Collect all the lines that mention the word "name".

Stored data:
◆ ◆ ◆

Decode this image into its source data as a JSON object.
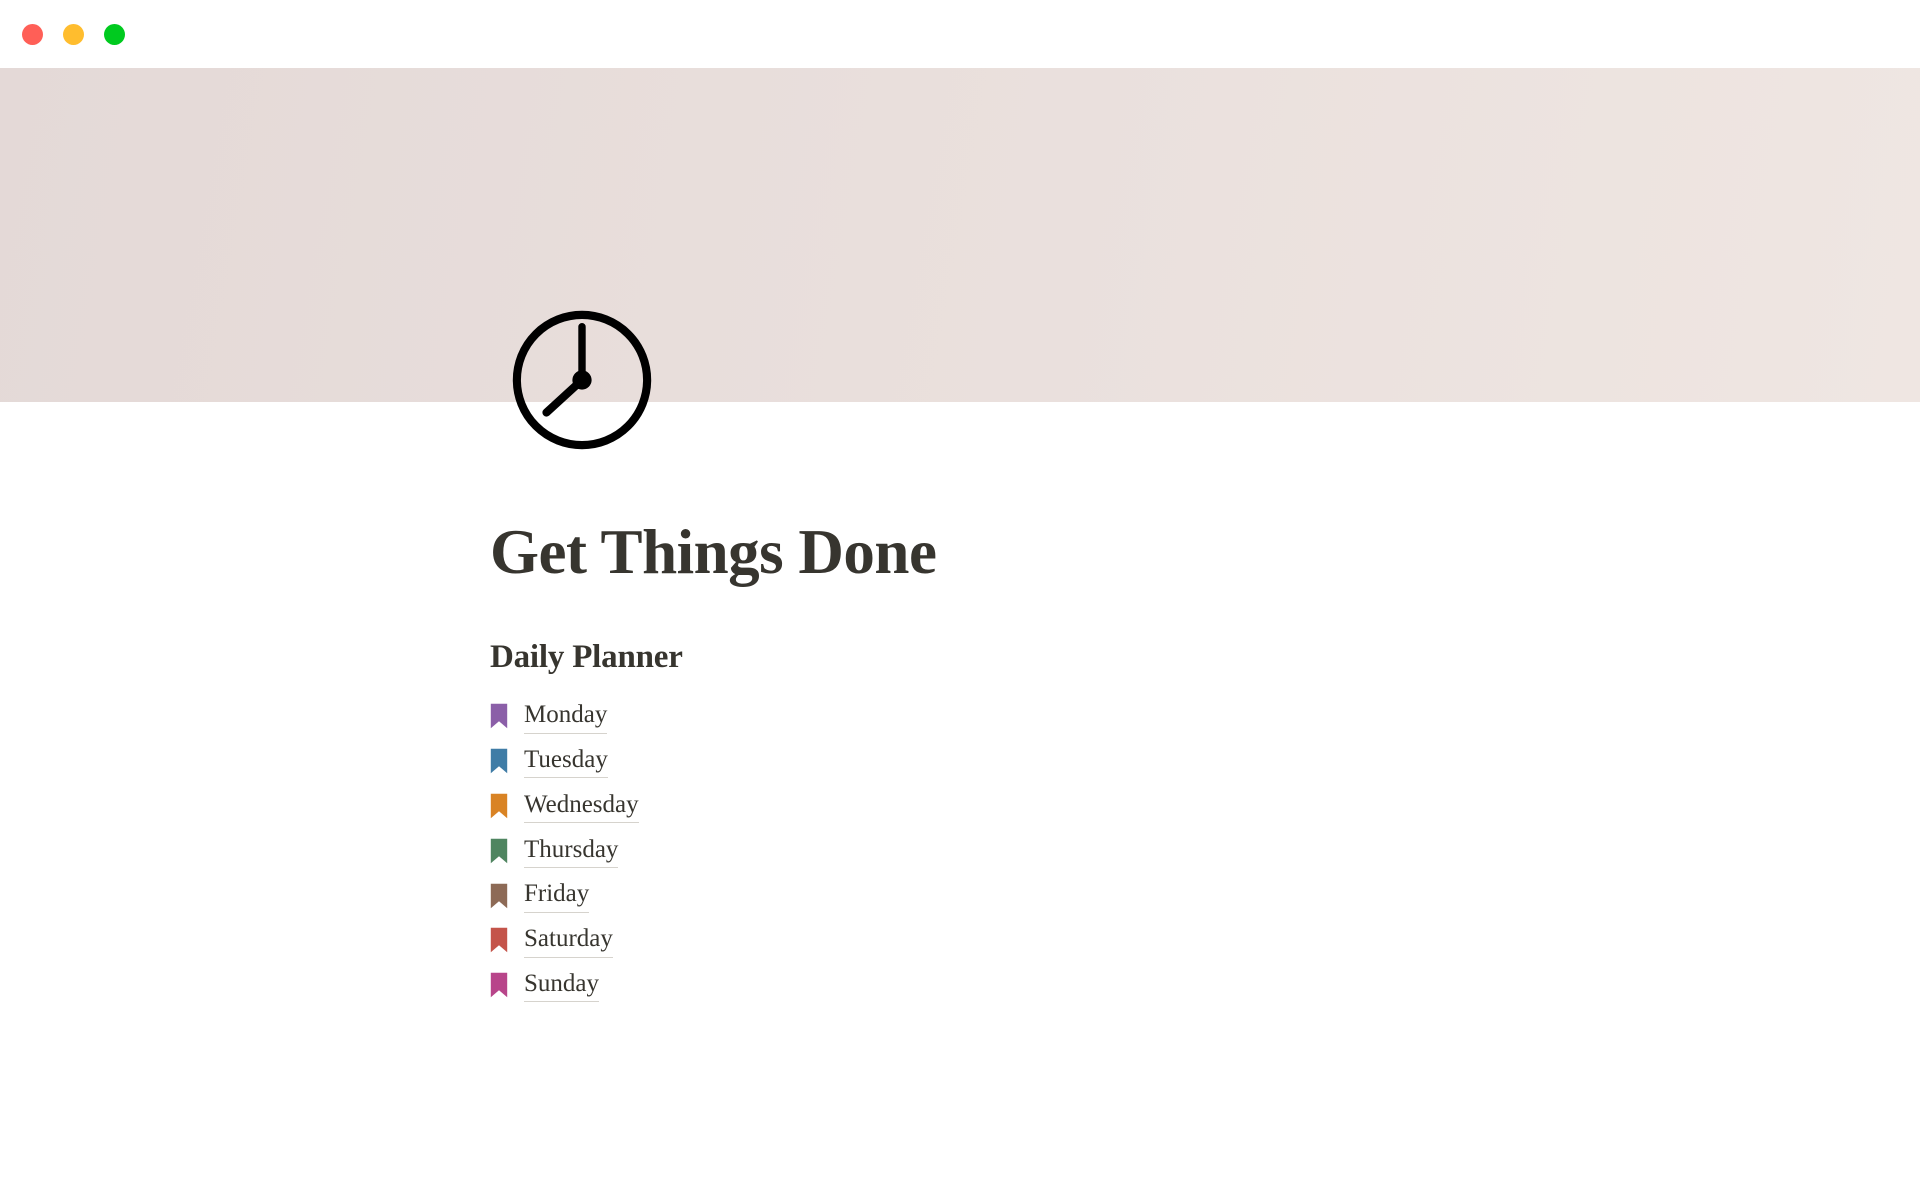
{
  "window": {
    "traffic_lights": [
      {
        "name": "close-button",
        "label": "Close",
        "color": "#ff5f57"
      },
      {
        "name": "minimize-button",
        "label": "Minimize",
        "color": "#ffbd2e"
      },
      {
        "name": "maximize-button",
        "label": "Maximize",
        "color": "#00ca1f"
      }
    ]
  },
  "cover": {
    "icon": "clock-icon",
    "icon_time": "8:00",
    "gradient_start": "#e4d9d7",
    "gradient_end": "#efe6e2"
  },
  "page": {
    "title": "Get Things Done",
    "title_color": "#37352f"
  },
  "section": {
    "heading": "Daily Planner"
  },
  "days": [
    {
      "label": "Monday",
      "icon": "bookmark-icon",
      "color": "#8b5fa8"
    },
    {
      "label": "Tuesday",
      "icon": "bookmark-icon",
      "color": "#3f7ca6"
    },
    {
      "label": "Wednesday",
      "icon": "bookmark-icon",
      "color": "#d98324"
    },
    {
      "label": "Thursday",
      "icon": "bookmark-icon",
      "color": "#4f8560"
    },
    {
      "label": "Friday",
      "icon": "bookmark-icon",
      "color": "#8d6a56"
    },
    {
      "label": "Saturday",
      "icon": "bookmark-icon",
      "color": "#c4544a"
    },
    {
      "label": "Sunday",
      "icon": "bookmark-icon",
      "color": "#b8458a"
    }
  ]
}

◆ ◆ ◆

• [Output of the exercise]
        "name": "close-button",
        "name": "minimize-button",
        "name": "maximize-button",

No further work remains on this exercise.